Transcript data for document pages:
····················

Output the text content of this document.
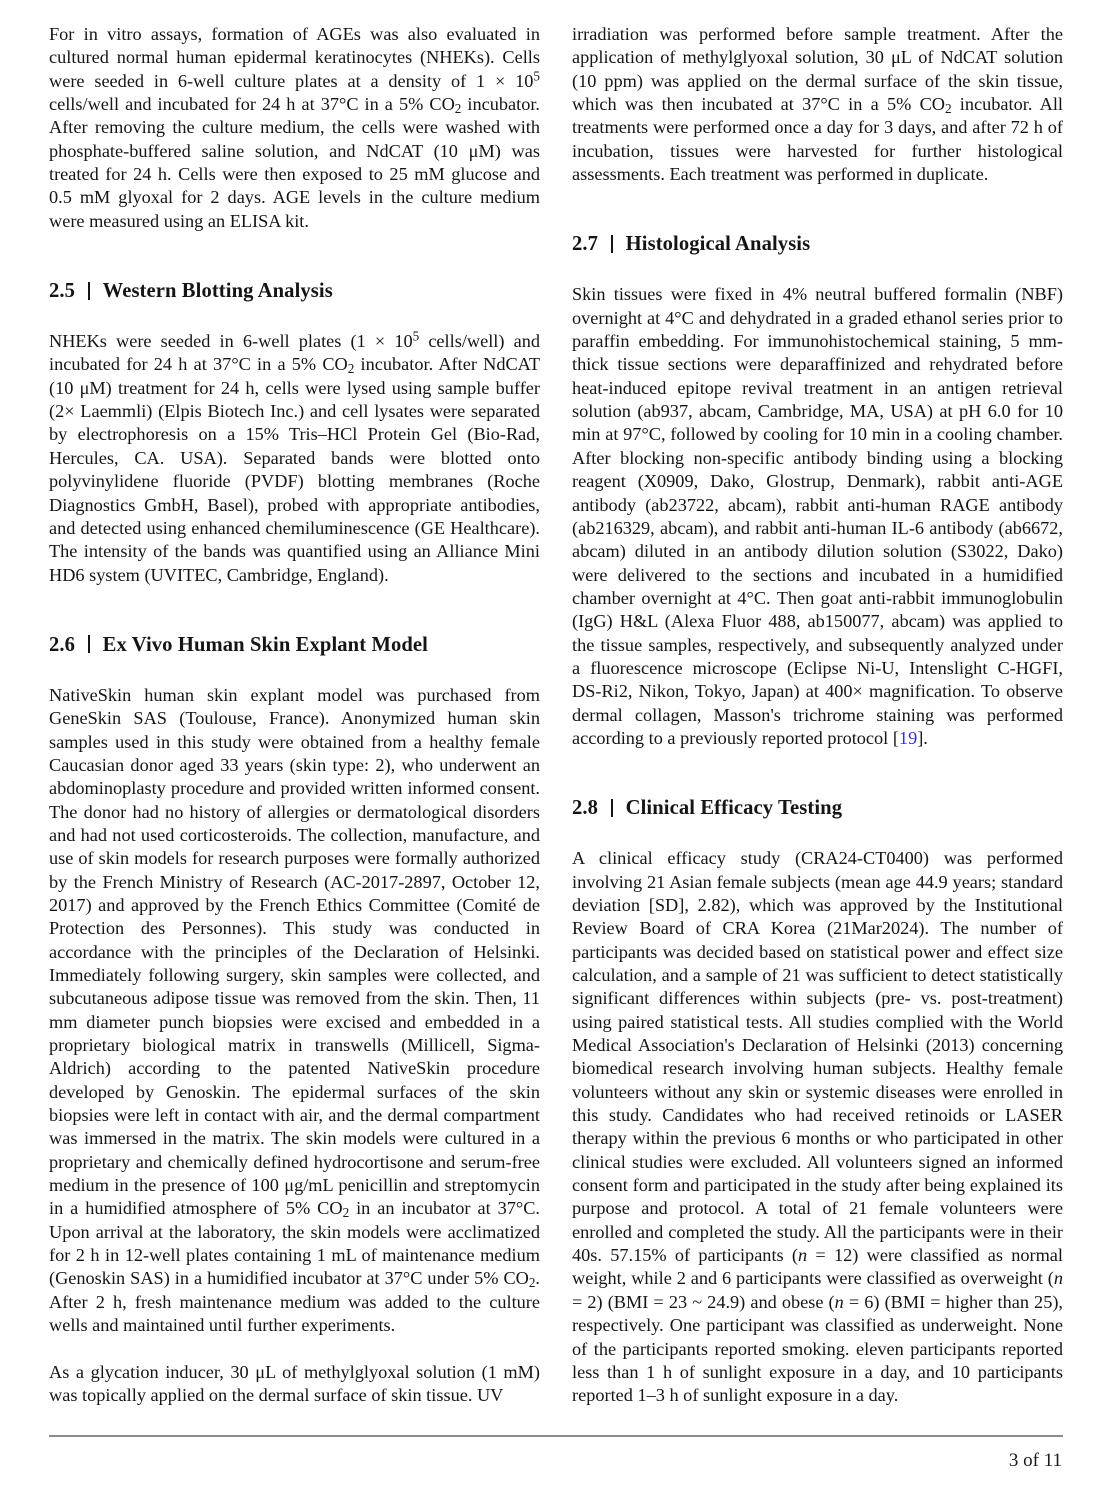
For in vitro assays, formation of AGEs was also evaluated in cultured normal human epidermal keratinocytes (NHEKs). Cells were seeded in 6-well culture plates at a density of $1 \times 10^5$ cells/well and incubated for 24 h at 37°C in a 5% $CO_2$ incubator. After removing the culture medium, the cells were washed with phosphate-buffered saline solution, and NdCAT (10 μM) was treated for 24 h. Cells were then exposed to 25 mM glucose and 0.5 mM glyoxal for 2 days. AGE levels in the culture medium were measured using an ELISA kit.

2.5 Western Blotting Analysis

NHEKs were seeded in 6-well plates ($1 \times 10^5$ cells/well) and incubated for 24 h at 37°C in a 5% $CO_2$ incubator. After NdCAT (10 μM) treatment for 24 h, cells were lysed using sample buffer (2× Laemmli) (Elpis Biotech Inc.) and cell lysates were separated by electrophoresis on a 15% Tris–HCl Protein Gel (Bio-Rad, Hercules, CA. USA). Separated bands were blotted onto polyvinylidene fluoride (PVDF) blotting membranes (Roche Diagnostics GmbH, Basel), probed with appropriate antibodies, and detected using enhanced chemiluminescence (GE Healthcare). The intensity of the bands was quantified using an Alliance Mini HD6 system (UVITEC, Cambridge, England).

2.6 Ex Vivo Human Skin Explant Model

NativeSkin human skin explant model was purchased from GeneSkin SAS (Toulouse, France). Anonymized human skin samples used in this study were obtained from a healthy female Caucasian donor aged 33 years (skin type: 2), who underwent an abdominoplasty procedure and provided written informed consent. The donor had no history of allergies or dermatological disorders and had not used corticosteroids. The collection, manufacture, and use of skin models for research purposes were formally authorized by the French Ministry of Research (AC-2017-2897, October 12, 2017) and approved by the French Ethics Committee (Comité de Protection des Personnes). This study was conducted in accordance with the principles of the Declaration of Helsinki. Immediately following surgery, skin samples were collected, and subcutaneous adipose tissue was removed from the skin. Then, 11 mm diameter punch biopsies were excised and embedded in a proprietary biological matrix in transwells (Millicell, Sigma-Aldrich) according to the patented NativeSkin procedure developed by Genoskin. The epidermal surfaces of the skin biopsies were left in contact with air, and the dermal compartment was immersed in the matrix. The skin models were cultured in a proprietary and chemically defined hydrocortisone and serum-free medium in the presence of 100 μg/mL penicillin and streptomycin in a humidified atmosphere of 5% $CO_2$ in an incubator at 37°C. Upon arrival at the laboratory, the skin models were acclimatized for 2 h in 12-well plates containing 1 mL of maintenance medium (Genoskin SAS) in a humidified incubator at 37°C under 5% $CO_2$. After 2 h, fresh maintenance medium was added to the culture wells and maintained until further experiments.

As a glycation inducer, 30 μL of methylglyoxal solution (1 mM) was topically applied on the dermal surface of skin tissue. UV

irradiation was performed before sample treatment. After the application of methylglyoxal solution, 30 μL of NdCAT solution (10 ppm) was applied on the dermal surface of the skin tissue, which was then incubated at 37°C in a 5% $CO_2$ incubator. All treatments were performed once a day for 3 days, and after 72 h of incubation, tissues were harvested for further histological assessments. Each treatment was performed in duplicate.

2.7 Histological Analysis

Skin tissues were fixed in 4% neutral buffered formalin (NBF) overnight at 4°C and dehydrated in a graded ethanol series prior to paraffin embedding. For immunohistochemical staining, 5 mm-thick tissue sections were deparaffinized and rehydrated before heat-induced epitope revival treatment in an antigen retrieval solution (ab937, abcam, Cambridge, MA, USA) at pH 6.0 for 10 min at 97°C, followed by cooling for 10 min in a cooling chamber. After blocking non-specific antibody binding using a blocking reagent (X0909, Dako, Glostrup, Denmark), rabbit anti-AGE antibody (ab23722, abcam), rabbit anti-human RAGE antibody (ab216329, abcam), and rabbit anti-human IL-6 antibody (ab6672, abcam) diluted in an antibody dilution solution (S3022, Dako) were delivered to the sections and incubated in a humidified chamber overnight at 4°C. Then goat anti-rabbit immunoglobulin (IgG) H&L (Alexa Fluor 488, ab150077, abcam) was applied to the tissue samples, respectively, and subsequently analyzed under a fluorescence microscope (Eclipse Ni-U, Intenslight C-HGFI, DS-Ri2, Nikon, Tokyo, Japan) at 400× magnification. To observe dermal collagen, Masson's trichrome staining was performed according to a previously reported protocol [19].

2.8 Clinical Efficacy Testing

A clinical efficacy study (CRA24-CT0400) was performed involving 21 Asian female subjects (mean age 44.9 years; standard deviation [SD], 2.82), which was approved by the Institutional Review Board of CRA Korea (21Mar2024). The number of participants was decided based on statistical power and effect size calculation, and a sample of 21 was sufficient to detect statistically significant differences within subjects (pre- vs. post-treatment) using paired statistical tests. All studies complied with the World Medical Association's Declaration of Helsinki (2013) concerning biomedical research involving human subjects. Healthy female volunteers without any skin or systemic diseases were enrolled in this study. Candidates who had received retinoids or LASER therapy within the previous 6 months or who participated in other clinical studies were excluded. All volunteers signed an informed consent form and participated in the study after being explained its purpose and protocol. A total of 21 female volunteers were enrolled and completed the study. All the participants were in their 40s. 57.15% of participants (n = 12) were classified as normal weight, while 2 and 6 participants were classified as overweight (n = 2) (BMI = 23 ~ 24.9) and obese (n = 6) (BMI = higher than 25), respectively. One participant was classified as underweight. None of the participants reported smoking. eleven participants reported less than 1 h of sunlight exposure in a day, and 10 participants reported 1–3 h of sunlight exposure in a day.

3 of 11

····················

Exercise description:
If a line in the entries holds the string "Analysis", copy it.

Solution to this task:
2.5 Western Blotting Analysis
2.7 Histological Analysis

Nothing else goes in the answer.